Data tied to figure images
## START

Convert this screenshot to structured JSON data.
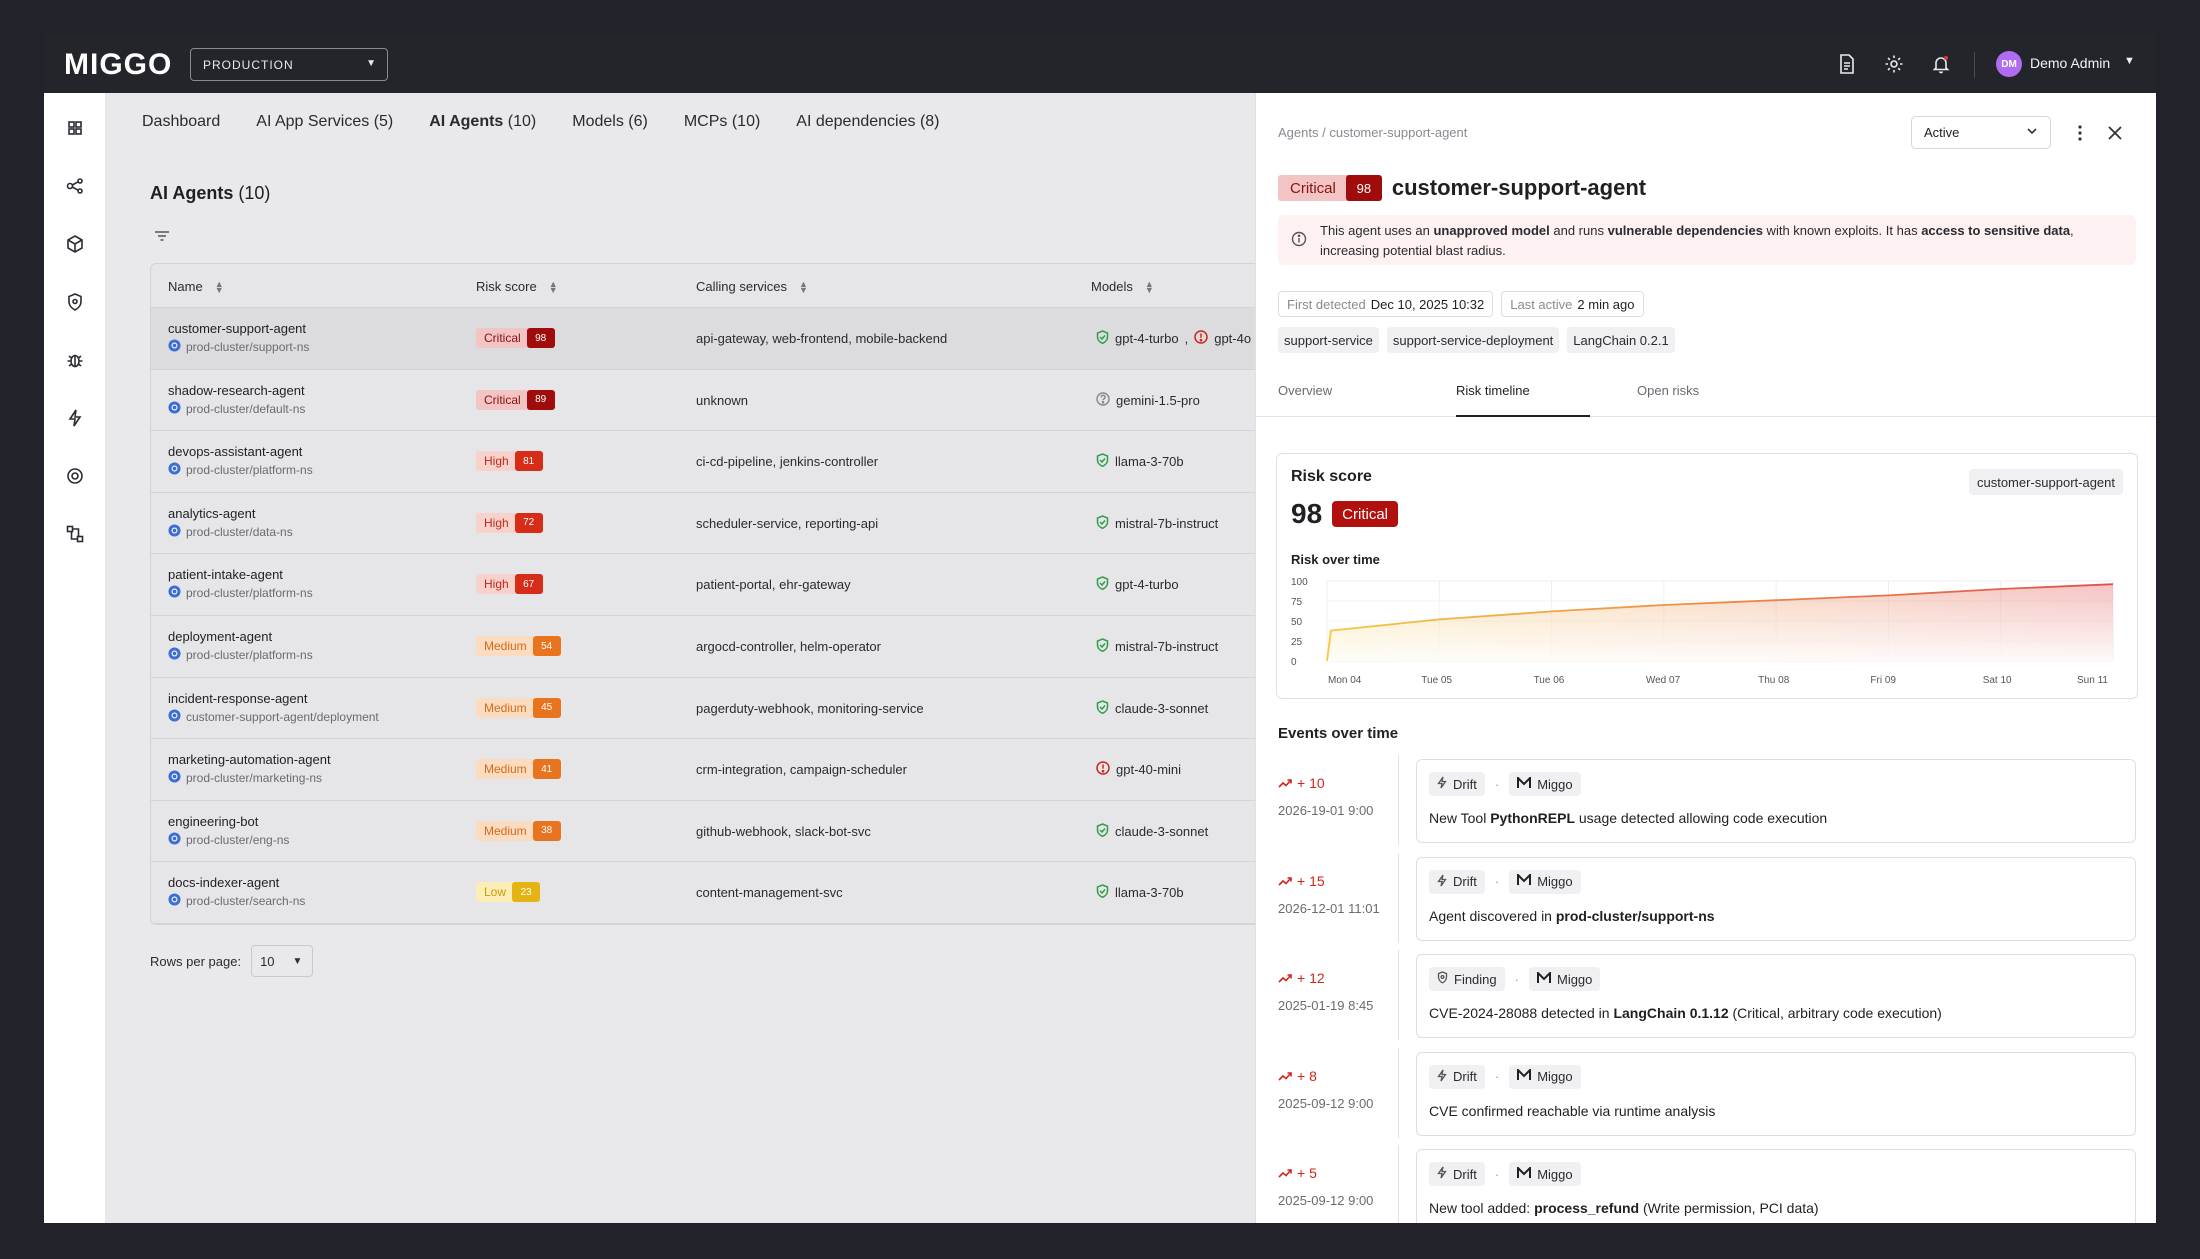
{
  "app": {
    "logo": "MIGGO",
    "environment": "PRODUCTION",
    "user": {
      "initials": "DM",
      "name": "Demo Admin"
    }
  },
  "tabs": [
    {
      "label": "Dashboard",
      "count": ""
    },
    {
      "label": "AI App Services",
      "count": "(5)"
    },
    {
      "label": "AI Agents",
      "count": "(10)"
    },
    {
      "label": "Models",
      "count": "(6)"
    },
    {
      "label": "MCPs",
      "count": "(10)"
    },
    {
      "label": "AI dependencies",
      "count": "(8)"
    }
  ],
  "main": {
    "title": "AI Agents",
    "title_count": "(10)",
    "columns": [
      "Name",
      "Risk score",
      "Calling services",
      "Models"
    ],
    "rows_per_page_label": "Rows per page:",
    "rows_per_page_value": "10"
  },
  "agents": [
    {
      "name": "customer-support-agent",
      "ns": "prod-cluster/support-ns",
      "risk_label": "Critical",
      "risk": "98",
      "calling": "api-gateway, web-frontend, mobile-backend",
      "model": "gpt-4-turbo",
      "model_status": "ok",
      "model2": "gpt-4o",
      "model2_status": "warn"
    },
    {
      "name": "shadow-research-agent",
      "ns": "prod-cluster/default-ns",
      "risk_label": "Critical",
      "risk": "89",
      "calling": "unknown",
      "model": "gemini-1.5-pro",
      "model_status": "unknown"
    },
    {
      "name": "devops-assistant-agent",
      "ns": "prod-cluster/platform-ns",
      "risk_label": "High",
      "risk": "81",
      "calling": "ci-cd-pipeline, jenkins-controller",
      "model": "llama-3-70b",
      "model_status": "ok"
    },
    {
      "name": "analytics-agent",
      "ns": "prod-cluster/data-ns",
      "risk_label": "High",
      "risk": "72",
      "calling": "scheduler-service, reporting-api",
      "model": "mistral-7b-instruct",
      "model_status": "ok"
    },
    {
      "name": "patient-intake-agent",
      "ns": "prod-cluster/platform-ns",
      "risk_label": "High",
      "risk": "67",
      "calling": "patient-portal, ehr-gateway",
      "model": "gpt-4-turbo",
      "model_status": "ok"
    },
    {
      "name": "deployment-agent",
      "ns": "prod-cluster/platform-ns",
      "risk_label": "Medium",
      "risk": "54",
      "calling": "argocd-controller, helm-operator",
      "model": "mistral-7b-instruct",
      "model_status": "ok"
    },
    {
      "name": "incident-response-agent",
      "ns": "customer-support-agent/deployment",
      "risk_label": "Medium",
      "risk": "45",
      "calling": "pagerduty-webhook, monitoring-service",
      "model": "claude-3-sonnet",
      "model_status": "ok"
    },
    {
      "name": "marketing-automation-agent",
      "ns": "prod-cluster/marketing-ns",
      "risk_label": "Medium",
      "risk": "41",
      "calling": "crm-integration, campaign-scheduler",
      "model": "gpt-40-mini",
      "model_status": "warn"
    },
    {
      "name": "engineering-bot",
      "ns": "prod-cluster/eng-ns",
      "risk_label": "Medium",
      "risk": "38",
      "calling": "github-webhook, slack-bot-svc",
      "model": "claude-3-sonnet",
      "model_status": "ok"
    },
    {
      "name": "docs-indexer-agent",
      "ns": "prod-cluster/search-ns",
      "risk_label": "Low",
      "risk": "23",
      "calling": "content-management-svc",
      "model": "llama-3-70b",
      "model_status": "ok"
    }
  ],
  "panel": {
    "breadcrumb_root": "Agents",
    "breadcrumb_sep": "/",
    "breadcrumb_leaf": "customer-support-agent",
    "status": "Active",
    "risk_label": "Critical",
    "risk": "98",
    "title": "customer-support-agent",
    "alert": {
      "p1": "This agent uses an ",
      "b1": "unapproved model",
      "p2": " and runs ",
      "b2": "vulnerable dependencies",
      "p3": " with known exploits. It has ",
      "b3": "access to sensitive data",
      "p4": ", increasing potential blast radius."
    },
    "first_detected_label": "First detected",
    "first_detected": "Dec 10, 2025 10:32",
    "last_active_label": "Last active",
    "last_active": "2 min ago",
    "tags": [
      "support-service",
      "support-service-deployment",
      "LangChain 0.2.1"
    ],
    "tabs": [
      "Overview",
      "Risk timeline",
      "Open risks"
    ],
    "risk_card": {
      "title": "Risk score",
      "tag": "customer-support-agent",
      "score": "98",
      "score_label": "Critical",
      "subtitle": "Risk over time"
    },
    "events_title": "Events over time"
  },
  "chart_data": {
    "type": "area",
    "title": "Risk over time",
    "x": [
      "Mon 04",
      "Tue 05",
      "Tue 06",
      "Wed 07",
      "Thu 08",
      "Fri 09",
      "Sat 10",
      "Sun 11"
    ],
    "values": [
      38,
      52,
      62,
      70,
      76,
      82,
      90,
      96
    ],
    "yticks": [
      0,
      25,
      50,
      75,
      100
    ],
    "ylim": [
      0,
      100
    ],
    "grid": true,
    "colors": {
      "low": "#f5c842",
      "high": "#e05050"
    }
  },
  "events": [
    {
      "delta": "+ 10",
      "date": "2026-19-01 9:00",
      "type": "Drift",
      "source": "Miggo",
      "pre": "New Tool ",
      "bold": "PythonREPL",
      "post": " usage detected allowing code execution"
    },
    {
      "delta": "+ 15",
      "date": "2026-12-01 11:01",
      "type": "Drift",
      "source": "Miggo",
      "pre": "Agent discovered in ",
      "bold": "prod-cluster/support-ns",
      "post": ""
    },
    {
      "delta": "+ 12",
      "date": "2025-01-19 8:45",
      "type": "Finding",
      "source": "Miggo",
      "pre": "CVE-2024-28088 detected in ",
      "bold": "LangChain 0.1.12",
      "post": " (Critical, arbitrary code execution)"
    },
    {
      "delta": "+ 8",
      "date": "2025-09-12 9:00",
      "type": "Drift",
      "source": "Miggo",
      "pre": "CVE confirmed reachable via runtime analysis",
      "bold": "",
      "post": ""
    },
    {
      "delta": "+ 5",
      "date": "2025-09-12 9:00",
      "type": "Drift",
      "source": "Miggo",
      "pre": "New tool added: ",
      "bold": "process_refund",
      "post": " (Write permission, PCI data)"
    }
  ]
}
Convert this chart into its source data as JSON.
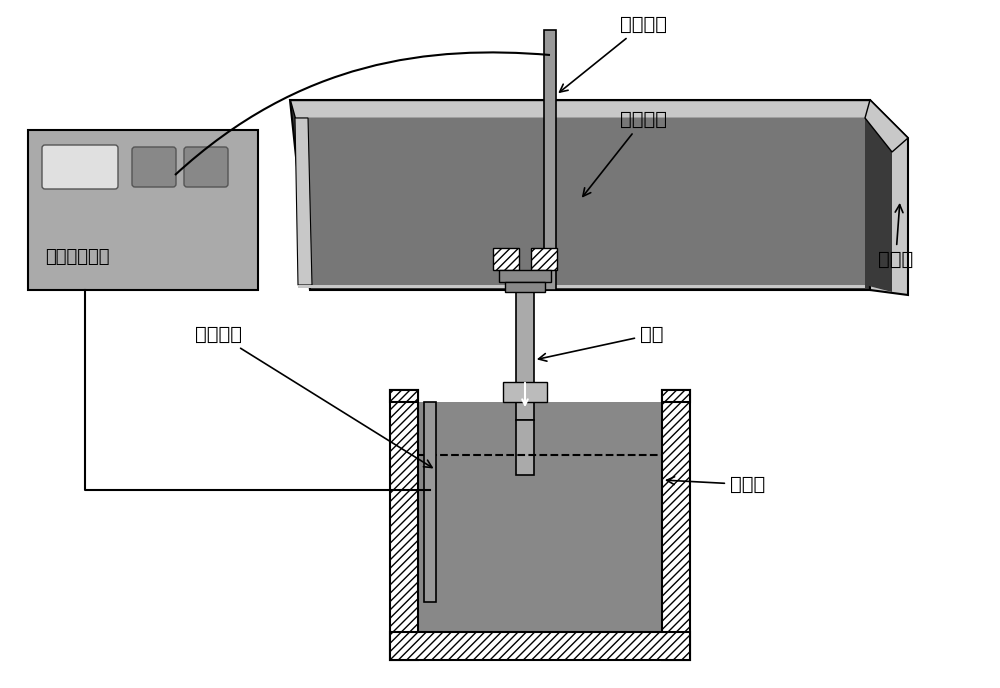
{
  "bg_color": "#ffffff",
  "labels": {
    "pure_iron_electrode_top": "纯铁电极",
    "rare_earth_steel": "稀土钢液",
    "tundish": "中间包",
    "pure_iron_electrode_bottom": "纯铁电极",
    "nozzle": "水口",
    "crystallizer": "结晶器",
    "pulse_power": "脉冲电流电源"
  },
  "colors": {
    "outer_dark": "#3a3a3a",
    "inner_steel": "#777777",
    "wall_light": "#c8c8c8",
    "wall_mid": "#aaaaaa",
    "box_bg": "#aaaaaa",
    "btn_light": "#e0e0e0",
    "btn_dark": "#888888",
    "electrode": "#999999",
    "nozzle_gray": "#aaaaaa",
    "crystallizer_inner": "#888888",
    "hatch_face": "#ffffff",
    "black": "#000000",
    "flange_gray": "#999999"
  }
}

## END

### TASK INSTRUCTIONS
Omit pictures; set down the rest of the material word for word.

### THE ANSWER
Convert this screenshot to structured JSON data.
{
  "app": {
    "logo": "MIGGO",
    "environment": "PRODUCTION",
    "user": {
      "initials": "DM",
      "name": "Demo Admin"
    }
  },
  "tabs": [
    {
      "label": "Dashboard",
      "count": ""
    },
    {
      "label": "AI App Services",
      "count": "(5)"
    },
    {
      "label": "AI Agents",
      "count": "(10)"
    },
    {
      "label": "Models",
      "count": "(6)"
    },
    {
      "label": "MCPs",
      "count": "(10)"
    },
    {
      "label": "AI dependencies",
      "count": "(8)"
    }
  ],
  "main": {
    "title": "AI Agents",
    "title_count": "(10)",
    "columns": [
      "Name",
      "Risk score",
      "Calling services",
      "Models"
    ],
    "rows_per_page_label": "Rows per page:",
    "rows_per_page_value": "10"
  },
  "agents": [
    {
      "name": "customer-support-agent",
      "ns": "prod-cluster/support-ns",
      "risk_label": "Critical",
      "risk": "98",
      "calling": "api-gateway, web-frontend, mobile-backend",
      "model": "gpt-4-turbo",
      "model_status": "ok",
      "model2": "gpt-4o",
      "model2_status": "warn"
    },
    {
      "name": "shadow-research-agent",
      "ns": "prod-cluster/default-ns",
      "risk_label": "Critical",
      "risk": "89",
      "calling": "unknown",
      "model": "gemini-1.5-pro",
      "model_status": "unknown"
    },
    {
      "name": "devops-assistant-agent",
      "ns": "prod-cluster/platform-ns",
      "risk_label": "High",
      "risk": "81",
      "calling": "ci-cd-pipeline, jenkins-controller",
      "model": "llama-3-70b",
      "model_status": "ok"
    },
    {
      "name": "analytics-agent",
      "ns": "prod-cluster/data-ns",
      "risk_label": "High",
      "risk": "72",
      "calling": "scheduler-service, reporting-api",
      "model": "mistral-7b-instruct",
      "model_status": "ok"
    },
    {
      "name": "patient-intake-agent",
      "ns": "prod-cluster/platform-ns",
      "risk_label": "High",
      "risk": "67",
      "calling": "patient-portal, ehr-gateway",
      "model": "gpt-4-turbo",
      "model_status": "ok"
    },
    {
      "name": "deployment-agent",
      "ns": "prod-cluster/platform-ns",
      "risk_label": "Medium",
      "risk": "54",
      "calling": "argocd-controller, helm-operator",
      "model": "mistral-7b-instruct",
      "model_status": "ok"
    },
    {
      "name": "incident-response-agent",
      "ns": "customer-support-agent/deployment",
      "risk_label": "Medium",
      "risk": "45",
      "calling": "pagerduty-webhook, monitoring-service",
      "model": "claude-3-sonnet",
      "model_status": "ok"
    },
    {
      "name": "marketing-automation-agent",
      "ns": "prod-cluster/marketing-ns",
      "risk_label": "Medium",
      "risk": "41",
      "calling": "crm-integration, campaign-scheduler",
      "model": "gpt-40-mini",
      "model_status": "warn"
    },
    {
      "name": "engineering-bot",
      "ns": "prod-cluster/eng-ns",
      "risk_label": "Medium",
      "risk": "38",
      "calling": "github-webhook, slack-bot-svc",
      "model": "claude-3-sonnet",
      "model_status": "ok"
    },
    {
      "name": "docs-indexer-agent",
      "ns": "prod-cluster/search-ns",
      "risk_label": "Low",
      "risk": "23",
      "calling": "content-management-svc",
      "model": "llama-3-70b",
      "model_status": "ok"
    }
  ],
  "panel": {
    "breadcrumb_root": "Agents",
    "breadcrumb_sep": "/",
    "breadcrumb_leaf": "customer-support-agent",
    "status": "Active",
    "risk_label": "Critical",
    "risk": "98",
    "title": "customer-support-agent",
    "alert": {
      "p1": "This agent uses an ",
      "b1": "unapproved model",
      "p2": " and runs ",
      "b2": "vulnerable dependencies",
      "p3": " with known exploits. It has ",
      "b3": "access to sensitive data",
      "p4": ", increasing potential blast radius."
    },
    "first_detected_label": "First detected",
    "first_detected": "Dec 10, 2025 10:32",
    "last_active_label": "Last active",
    "last_active": "2 min ago",
    "tags": [
      "support-service",
      "support-service-deployment",
      "LangChain 0.2.1"
    ],
    "tabs": [
      "Overview",
      "Risk timeline",
      "Open risks"
    ],
    "risk_card": {
      "title": "Risk score",
      "tag": "customer-support-agent",
      "score": "98",
      "score_label": "Critical",
      "subtitle": "Risk over time"
    },
    "events_title": "Events over time"
  },
  "chart_data": {
    "type": "area",
    "title": "Risk over time",
    "x": [
      "Mon 04",
      "Tue 05",
      "Tue 06",
      "Wed 07",
      "Thu 08",
      "Fri 09",
      "Sat 10",
      "Sun 11"
    ],
    "values": [
      38,
      52,
      62,
      70,
      76,
      82,
      90,
      96
    ],
    "yticks": [
      0,
      25,
      50,
      75,
      100
    ],
    "ylim": [
      0,
      100
    ],
    "grid": true,
    "colors": {
      "low": "#f5c842",
      "high": "#e05050"
    }
  },
  "events": [
    {
      "delta": "+ 10",
      "date": "2026-19-01 9:00",
      "type": "Drift",
      "source": "Miggo",
      "pre": "New Tool ",
      "bold": "PythonREPL",
      "post": " usage detected allowing code execution"
    },
    {
      "delta": "+ 15",
      "date": "2026-12-01 11:01",
      "type": "Drift",
      "source": "Miggo",
      "pre": "Agent discovered in ",
      "bold": "prod-cluster/support-ns",
      "post": ""
    },
    {
      "delta": "+ 12",
      "date": "2025-01-19 8:45",
      "type": "Finding",
      "source": "Miggo",
      "pre": "CVE-2024-28088 detected in ",
      "bold": "LangChain 0.1.12",
      "post": " (Critical, arbitrary code execution)"
    },
    {
      "delta": "+ 8",
      "date": "2025-09-12 9:00",
      "type": "Drift",
      "source": "Miggo",
      "pre": "CVE confirmed reachable via runtime analysis",
      "bold": "",
      "post": ""
    },
    {
      "delta": "+ 5",
      "date": "2025-09-12 9:00",
      "type": "Drift",
      "source": "Miggo",
      "pre": "New tool added: ",
      "bold": "process_refund",
      "post": " (Write permission, PCI data)"
    }
  ]
}
Convert this chart into its source data as JSON.
{
  "bg_color": "#ffffff",
  "labels": {
    "pure_iron_electrode_top": "纯铁电极",
    "rare_earth_steel": "稀土钢液",
    "tundish": "中间包",
    "pure_iron_electrode_bottom": "纯铁电极",
    "nozzle": "水口",
    "crystallizer": "结晶器",
    "pulse_power": "脉冲电流电源"
  },
  "colors": {
    "outer_dark": "#3a3a3a",
    "inner_steel": "#777777",
    "wall_light": "#c8c8c8",
    "wall_mid": "#aaaaaa",
    "box_bg": "#aaaaaa",
    "btn_light": "#e0e0e0",
    "btn_dark": "#888888",
    "electrode": "#999999",
    "nozzle_gray": "#aaaaaa",
    "crystallizer_inner": "#888888",
    "hatch_face": "#ffffff",
    "black": "#000000",
    "flange_gray": "#999999"
  }
}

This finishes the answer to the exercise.